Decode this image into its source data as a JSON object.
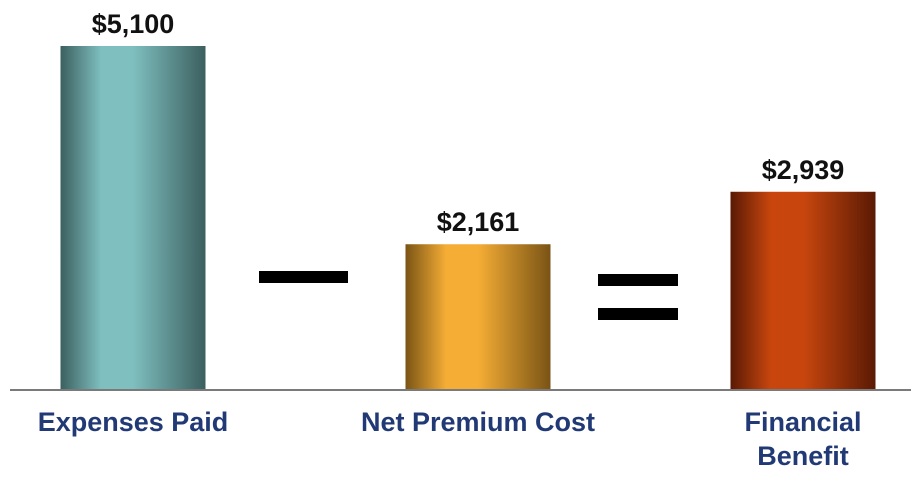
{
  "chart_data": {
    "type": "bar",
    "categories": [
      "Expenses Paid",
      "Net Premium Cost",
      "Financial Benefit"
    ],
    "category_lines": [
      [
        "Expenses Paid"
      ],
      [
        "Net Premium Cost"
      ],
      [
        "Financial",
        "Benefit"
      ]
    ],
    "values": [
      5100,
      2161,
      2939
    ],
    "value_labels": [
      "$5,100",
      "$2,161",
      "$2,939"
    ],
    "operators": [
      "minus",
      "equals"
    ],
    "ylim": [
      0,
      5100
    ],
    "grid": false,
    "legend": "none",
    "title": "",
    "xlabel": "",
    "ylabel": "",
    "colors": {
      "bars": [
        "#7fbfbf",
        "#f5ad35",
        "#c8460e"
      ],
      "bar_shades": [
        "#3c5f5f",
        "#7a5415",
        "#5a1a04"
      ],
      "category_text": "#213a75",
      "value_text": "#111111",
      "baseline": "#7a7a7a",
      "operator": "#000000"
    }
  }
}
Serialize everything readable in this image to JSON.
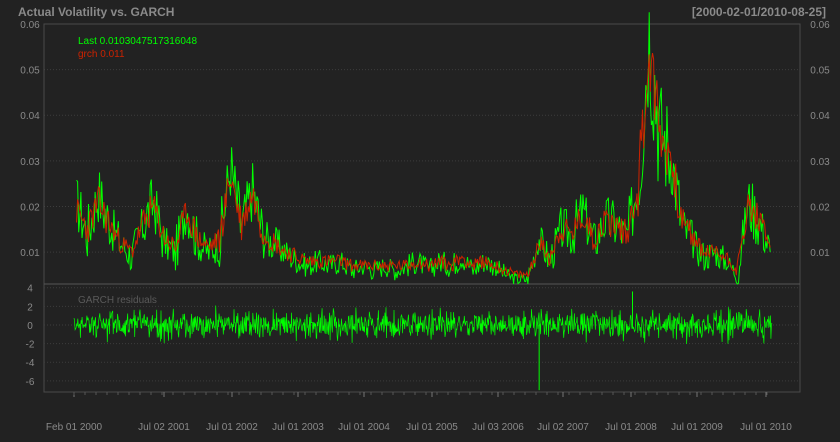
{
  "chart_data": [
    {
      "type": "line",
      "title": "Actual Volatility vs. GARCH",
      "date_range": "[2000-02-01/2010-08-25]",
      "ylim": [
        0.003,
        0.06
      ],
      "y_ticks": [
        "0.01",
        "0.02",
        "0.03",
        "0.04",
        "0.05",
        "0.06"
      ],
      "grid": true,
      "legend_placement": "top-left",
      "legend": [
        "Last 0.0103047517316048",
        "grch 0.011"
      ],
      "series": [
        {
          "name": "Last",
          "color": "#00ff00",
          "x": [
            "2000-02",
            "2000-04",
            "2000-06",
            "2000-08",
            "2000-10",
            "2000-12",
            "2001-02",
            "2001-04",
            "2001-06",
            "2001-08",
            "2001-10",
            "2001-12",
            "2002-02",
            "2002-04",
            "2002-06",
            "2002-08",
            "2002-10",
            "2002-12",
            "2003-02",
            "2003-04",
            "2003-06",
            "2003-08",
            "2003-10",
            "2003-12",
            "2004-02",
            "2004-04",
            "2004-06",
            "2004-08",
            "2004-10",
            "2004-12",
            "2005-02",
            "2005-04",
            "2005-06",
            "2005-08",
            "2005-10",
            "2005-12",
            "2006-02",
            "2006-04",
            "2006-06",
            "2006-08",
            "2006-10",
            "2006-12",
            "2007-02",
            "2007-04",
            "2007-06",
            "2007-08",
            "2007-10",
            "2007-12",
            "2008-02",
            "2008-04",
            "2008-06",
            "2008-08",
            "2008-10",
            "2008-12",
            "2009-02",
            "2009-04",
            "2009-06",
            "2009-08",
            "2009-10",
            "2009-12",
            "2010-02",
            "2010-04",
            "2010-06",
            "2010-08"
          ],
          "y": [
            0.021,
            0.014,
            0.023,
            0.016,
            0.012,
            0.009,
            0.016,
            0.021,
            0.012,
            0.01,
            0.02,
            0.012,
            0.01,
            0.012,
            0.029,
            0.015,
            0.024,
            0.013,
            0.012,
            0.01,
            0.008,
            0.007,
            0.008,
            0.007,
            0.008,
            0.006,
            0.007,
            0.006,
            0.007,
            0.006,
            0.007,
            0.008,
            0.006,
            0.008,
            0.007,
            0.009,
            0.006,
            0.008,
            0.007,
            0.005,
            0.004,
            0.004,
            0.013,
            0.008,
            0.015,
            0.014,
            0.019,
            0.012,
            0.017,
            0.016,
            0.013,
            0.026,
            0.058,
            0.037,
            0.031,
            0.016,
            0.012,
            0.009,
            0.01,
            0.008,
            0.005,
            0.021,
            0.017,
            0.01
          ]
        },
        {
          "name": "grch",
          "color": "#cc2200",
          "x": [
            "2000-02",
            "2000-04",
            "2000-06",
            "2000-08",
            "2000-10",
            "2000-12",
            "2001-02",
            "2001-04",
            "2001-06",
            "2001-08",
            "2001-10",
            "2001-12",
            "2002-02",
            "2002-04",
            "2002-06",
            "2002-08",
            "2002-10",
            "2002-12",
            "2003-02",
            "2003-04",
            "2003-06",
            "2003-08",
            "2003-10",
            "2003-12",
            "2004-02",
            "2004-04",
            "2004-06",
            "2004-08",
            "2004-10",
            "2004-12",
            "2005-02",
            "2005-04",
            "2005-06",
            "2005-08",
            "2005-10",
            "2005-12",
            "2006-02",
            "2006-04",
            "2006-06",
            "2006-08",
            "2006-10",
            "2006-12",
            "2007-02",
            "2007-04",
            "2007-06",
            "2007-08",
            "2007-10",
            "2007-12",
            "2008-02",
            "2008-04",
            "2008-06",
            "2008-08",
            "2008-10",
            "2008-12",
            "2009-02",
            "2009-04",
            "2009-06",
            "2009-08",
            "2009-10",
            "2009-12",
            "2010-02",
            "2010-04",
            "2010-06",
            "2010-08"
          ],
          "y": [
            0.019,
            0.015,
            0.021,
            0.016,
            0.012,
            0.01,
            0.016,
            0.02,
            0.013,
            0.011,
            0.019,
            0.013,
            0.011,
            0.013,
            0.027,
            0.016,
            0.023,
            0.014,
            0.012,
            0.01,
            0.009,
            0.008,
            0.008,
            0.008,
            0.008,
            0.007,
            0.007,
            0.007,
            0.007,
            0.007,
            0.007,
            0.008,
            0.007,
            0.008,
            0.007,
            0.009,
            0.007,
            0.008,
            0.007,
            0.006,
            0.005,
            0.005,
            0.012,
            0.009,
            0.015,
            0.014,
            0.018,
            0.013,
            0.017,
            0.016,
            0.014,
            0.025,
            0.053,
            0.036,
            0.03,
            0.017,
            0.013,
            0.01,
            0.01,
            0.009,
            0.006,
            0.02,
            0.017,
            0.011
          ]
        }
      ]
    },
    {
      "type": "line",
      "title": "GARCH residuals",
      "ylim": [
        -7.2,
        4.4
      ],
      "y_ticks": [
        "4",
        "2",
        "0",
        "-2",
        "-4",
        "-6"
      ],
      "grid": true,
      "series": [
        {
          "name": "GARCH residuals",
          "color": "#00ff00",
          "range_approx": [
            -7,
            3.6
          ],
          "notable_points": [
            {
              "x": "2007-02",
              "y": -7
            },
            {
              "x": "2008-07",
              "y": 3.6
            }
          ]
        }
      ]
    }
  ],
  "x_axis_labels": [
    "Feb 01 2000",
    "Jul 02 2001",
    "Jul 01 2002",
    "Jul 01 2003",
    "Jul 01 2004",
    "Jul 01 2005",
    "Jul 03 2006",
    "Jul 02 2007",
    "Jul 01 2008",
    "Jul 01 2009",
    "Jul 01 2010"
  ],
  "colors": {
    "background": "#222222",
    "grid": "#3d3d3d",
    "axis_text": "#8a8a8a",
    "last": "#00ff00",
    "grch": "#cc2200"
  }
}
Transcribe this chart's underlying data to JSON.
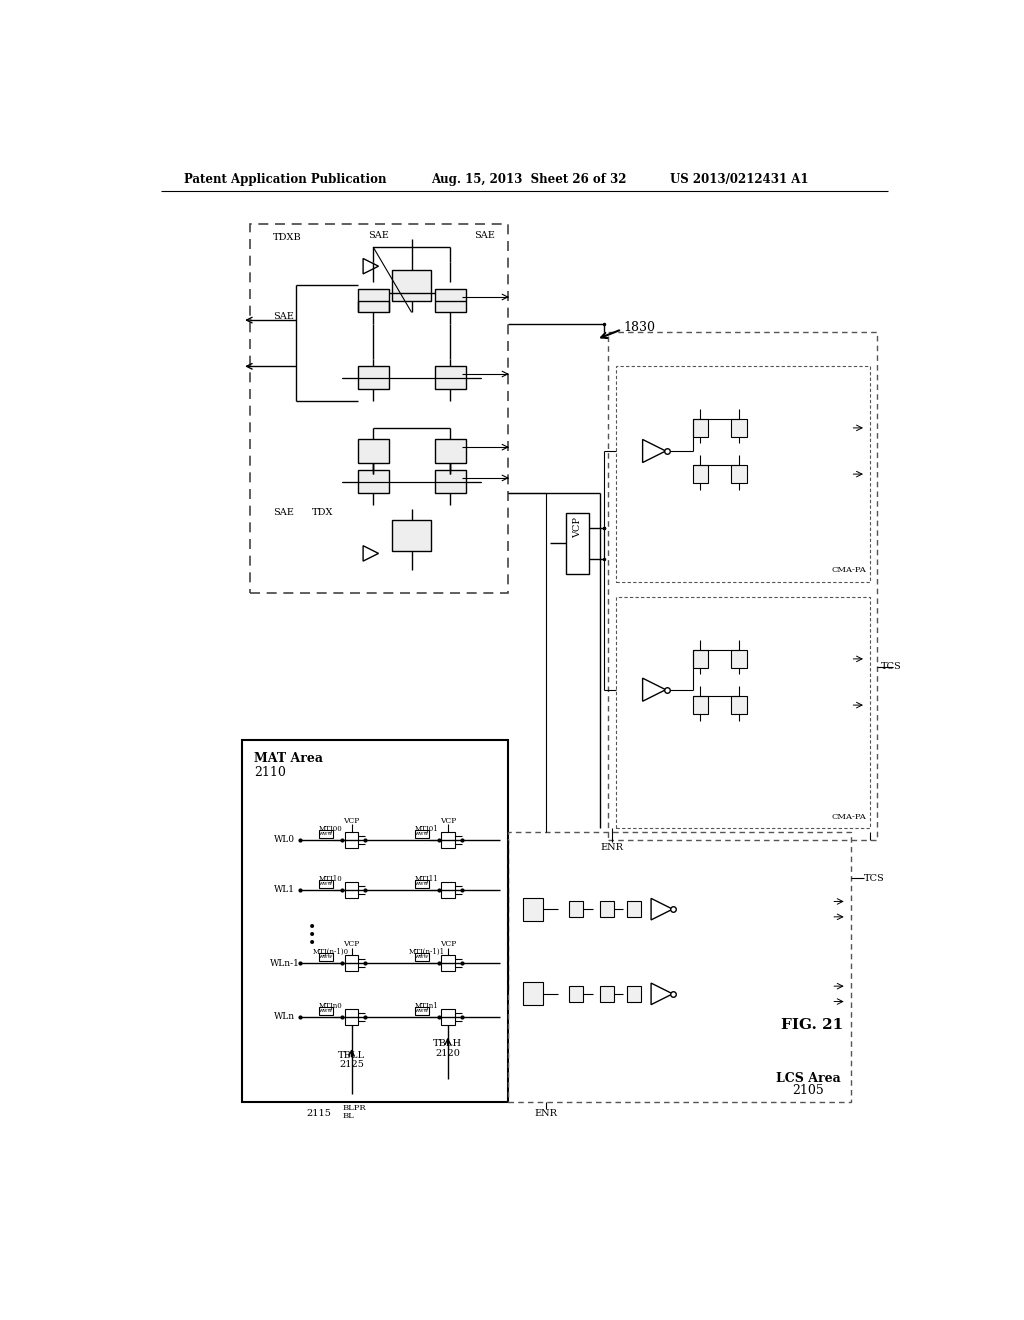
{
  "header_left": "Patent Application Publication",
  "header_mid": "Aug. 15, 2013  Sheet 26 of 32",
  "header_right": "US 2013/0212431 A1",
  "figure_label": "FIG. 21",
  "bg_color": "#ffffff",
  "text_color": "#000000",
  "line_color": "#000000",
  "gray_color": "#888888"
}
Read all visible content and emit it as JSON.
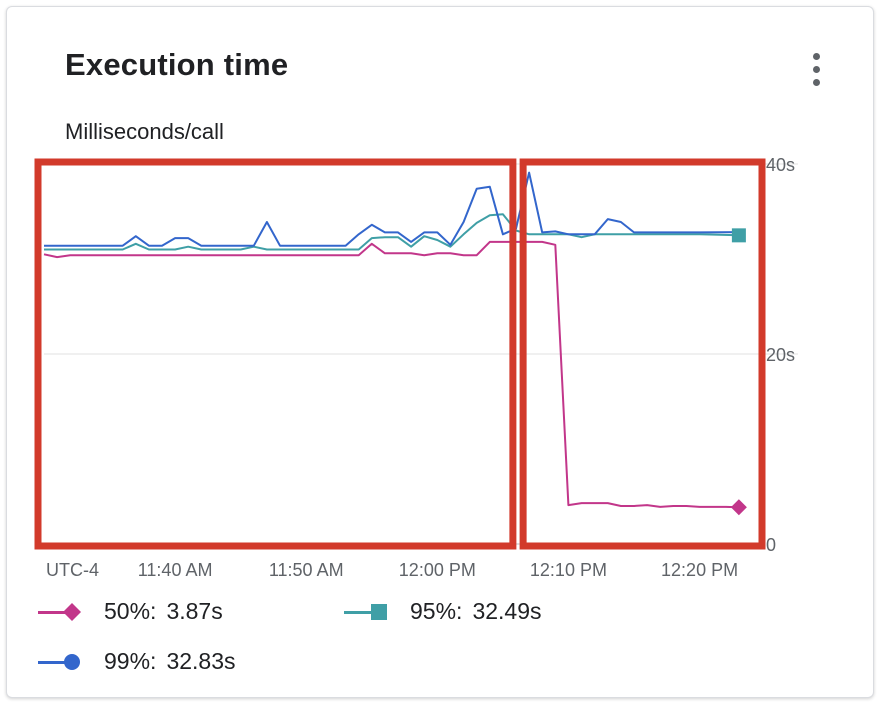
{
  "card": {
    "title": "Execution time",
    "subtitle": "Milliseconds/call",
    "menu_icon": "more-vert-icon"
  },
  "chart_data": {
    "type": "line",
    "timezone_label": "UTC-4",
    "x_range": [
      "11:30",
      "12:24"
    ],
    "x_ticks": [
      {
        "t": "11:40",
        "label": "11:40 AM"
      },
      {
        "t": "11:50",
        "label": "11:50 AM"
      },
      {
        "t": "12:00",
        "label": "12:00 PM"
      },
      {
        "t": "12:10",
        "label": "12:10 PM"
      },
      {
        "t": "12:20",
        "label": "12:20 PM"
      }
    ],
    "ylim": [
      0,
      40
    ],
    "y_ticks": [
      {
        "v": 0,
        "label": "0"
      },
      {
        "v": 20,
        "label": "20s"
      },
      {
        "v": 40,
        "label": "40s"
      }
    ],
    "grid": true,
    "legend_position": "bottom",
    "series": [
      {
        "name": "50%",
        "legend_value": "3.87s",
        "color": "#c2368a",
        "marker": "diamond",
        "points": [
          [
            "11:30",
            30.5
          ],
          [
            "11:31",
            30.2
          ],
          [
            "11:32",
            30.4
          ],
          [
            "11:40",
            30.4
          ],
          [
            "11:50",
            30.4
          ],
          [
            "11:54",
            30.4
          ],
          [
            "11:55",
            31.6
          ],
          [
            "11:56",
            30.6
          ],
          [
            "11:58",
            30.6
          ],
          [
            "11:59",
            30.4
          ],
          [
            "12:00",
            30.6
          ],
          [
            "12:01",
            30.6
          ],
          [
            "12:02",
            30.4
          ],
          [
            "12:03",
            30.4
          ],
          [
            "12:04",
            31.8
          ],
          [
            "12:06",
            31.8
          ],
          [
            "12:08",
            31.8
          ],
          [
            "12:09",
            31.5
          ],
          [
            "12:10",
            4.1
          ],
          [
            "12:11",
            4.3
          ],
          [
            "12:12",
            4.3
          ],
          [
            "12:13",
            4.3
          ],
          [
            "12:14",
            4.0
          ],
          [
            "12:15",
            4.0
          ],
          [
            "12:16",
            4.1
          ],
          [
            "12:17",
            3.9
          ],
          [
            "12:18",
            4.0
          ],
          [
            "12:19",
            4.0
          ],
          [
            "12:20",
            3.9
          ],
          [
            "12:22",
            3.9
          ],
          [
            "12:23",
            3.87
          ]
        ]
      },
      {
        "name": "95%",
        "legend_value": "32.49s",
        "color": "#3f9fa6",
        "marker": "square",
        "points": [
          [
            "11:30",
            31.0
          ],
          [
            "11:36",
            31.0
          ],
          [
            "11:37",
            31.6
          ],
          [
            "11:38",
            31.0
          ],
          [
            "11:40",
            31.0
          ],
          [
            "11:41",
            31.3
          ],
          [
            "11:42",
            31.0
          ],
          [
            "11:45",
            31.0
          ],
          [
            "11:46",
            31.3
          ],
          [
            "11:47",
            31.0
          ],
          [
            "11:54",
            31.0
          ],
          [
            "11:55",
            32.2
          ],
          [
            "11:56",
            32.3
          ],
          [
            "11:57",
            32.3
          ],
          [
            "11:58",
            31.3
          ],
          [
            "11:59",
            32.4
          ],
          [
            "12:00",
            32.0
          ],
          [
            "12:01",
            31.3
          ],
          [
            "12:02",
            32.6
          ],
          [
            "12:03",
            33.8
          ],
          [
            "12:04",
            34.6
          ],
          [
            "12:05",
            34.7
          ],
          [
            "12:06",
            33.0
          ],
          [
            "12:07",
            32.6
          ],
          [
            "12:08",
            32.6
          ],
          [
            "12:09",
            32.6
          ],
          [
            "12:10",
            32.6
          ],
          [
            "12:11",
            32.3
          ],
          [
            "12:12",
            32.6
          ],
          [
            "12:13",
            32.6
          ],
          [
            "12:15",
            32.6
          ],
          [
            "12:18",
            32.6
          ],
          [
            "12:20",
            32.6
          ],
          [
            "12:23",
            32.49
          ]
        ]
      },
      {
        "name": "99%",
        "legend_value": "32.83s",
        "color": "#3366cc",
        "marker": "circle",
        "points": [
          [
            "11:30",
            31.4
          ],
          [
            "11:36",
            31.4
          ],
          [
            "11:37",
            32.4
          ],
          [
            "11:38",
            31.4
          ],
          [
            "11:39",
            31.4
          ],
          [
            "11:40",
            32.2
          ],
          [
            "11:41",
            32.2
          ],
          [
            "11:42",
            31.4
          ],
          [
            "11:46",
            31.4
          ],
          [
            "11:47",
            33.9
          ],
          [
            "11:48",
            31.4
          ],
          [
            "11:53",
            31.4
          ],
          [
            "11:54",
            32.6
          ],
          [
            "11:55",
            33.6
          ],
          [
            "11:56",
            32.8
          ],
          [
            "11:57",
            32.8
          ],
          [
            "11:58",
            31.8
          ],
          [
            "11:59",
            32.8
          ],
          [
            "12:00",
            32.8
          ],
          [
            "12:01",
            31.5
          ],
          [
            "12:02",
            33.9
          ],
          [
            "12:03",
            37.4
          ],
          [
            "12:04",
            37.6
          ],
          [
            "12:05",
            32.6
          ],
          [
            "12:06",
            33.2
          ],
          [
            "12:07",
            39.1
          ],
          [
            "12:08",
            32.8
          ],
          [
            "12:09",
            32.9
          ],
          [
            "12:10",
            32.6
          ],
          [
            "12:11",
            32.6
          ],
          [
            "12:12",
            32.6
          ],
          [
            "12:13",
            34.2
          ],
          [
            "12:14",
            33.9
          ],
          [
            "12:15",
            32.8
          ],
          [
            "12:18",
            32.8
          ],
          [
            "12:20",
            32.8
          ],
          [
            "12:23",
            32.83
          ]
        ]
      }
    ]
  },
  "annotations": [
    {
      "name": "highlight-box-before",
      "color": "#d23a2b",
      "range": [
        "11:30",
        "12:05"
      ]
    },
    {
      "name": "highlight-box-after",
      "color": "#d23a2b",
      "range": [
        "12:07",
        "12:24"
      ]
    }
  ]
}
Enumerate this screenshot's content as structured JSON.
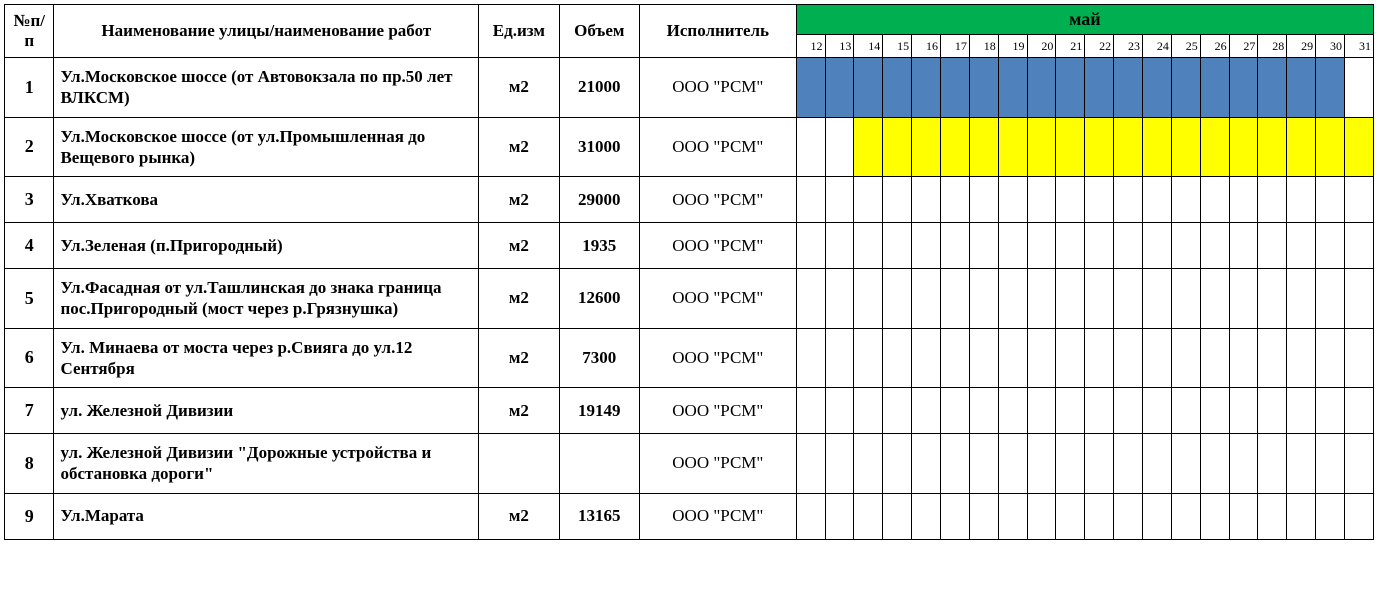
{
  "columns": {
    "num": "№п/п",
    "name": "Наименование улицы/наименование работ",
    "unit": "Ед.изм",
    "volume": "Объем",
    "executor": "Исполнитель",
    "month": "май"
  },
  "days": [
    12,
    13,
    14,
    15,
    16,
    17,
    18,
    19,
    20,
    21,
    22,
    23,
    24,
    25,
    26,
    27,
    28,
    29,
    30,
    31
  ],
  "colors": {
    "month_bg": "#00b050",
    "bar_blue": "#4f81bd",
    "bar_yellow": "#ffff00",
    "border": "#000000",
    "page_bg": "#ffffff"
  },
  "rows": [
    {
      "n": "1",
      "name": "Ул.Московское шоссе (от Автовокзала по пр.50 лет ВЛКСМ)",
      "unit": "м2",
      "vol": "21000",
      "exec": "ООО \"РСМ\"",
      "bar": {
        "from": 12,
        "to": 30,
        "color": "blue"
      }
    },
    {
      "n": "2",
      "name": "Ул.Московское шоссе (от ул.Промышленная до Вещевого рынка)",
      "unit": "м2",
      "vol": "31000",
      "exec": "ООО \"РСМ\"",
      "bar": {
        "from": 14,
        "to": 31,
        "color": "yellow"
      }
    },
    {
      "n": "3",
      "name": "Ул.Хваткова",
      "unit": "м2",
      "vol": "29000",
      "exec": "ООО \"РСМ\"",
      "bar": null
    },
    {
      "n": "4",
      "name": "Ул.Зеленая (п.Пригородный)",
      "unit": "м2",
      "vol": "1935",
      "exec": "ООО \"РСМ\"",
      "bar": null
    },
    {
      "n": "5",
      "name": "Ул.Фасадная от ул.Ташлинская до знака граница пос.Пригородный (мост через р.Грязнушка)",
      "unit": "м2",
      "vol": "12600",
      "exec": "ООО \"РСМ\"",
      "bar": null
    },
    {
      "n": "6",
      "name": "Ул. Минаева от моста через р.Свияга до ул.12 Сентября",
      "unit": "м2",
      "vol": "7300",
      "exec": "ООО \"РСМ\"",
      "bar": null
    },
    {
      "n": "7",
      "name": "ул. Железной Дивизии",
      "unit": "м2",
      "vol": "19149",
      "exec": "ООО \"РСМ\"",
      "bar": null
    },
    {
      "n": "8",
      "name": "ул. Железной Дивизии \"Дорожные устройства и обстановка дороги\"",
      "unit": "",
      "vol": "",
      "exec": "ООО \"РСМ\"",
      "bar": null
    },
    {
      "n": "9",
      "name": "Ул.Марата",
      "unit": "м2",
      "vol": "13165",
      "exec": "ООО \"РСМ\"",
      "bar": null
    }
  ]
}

**Written problem**. Look through the entries above. Extract each line with the word "Московское".

**Full solution**.
      "name": "Ул.Московское шоссе (от Автовокзала по пр.50 лет ВЛКСМ)",
      "name": "Ул.Московское шоссе (от ул.Промышленная до Вещевого рынка)",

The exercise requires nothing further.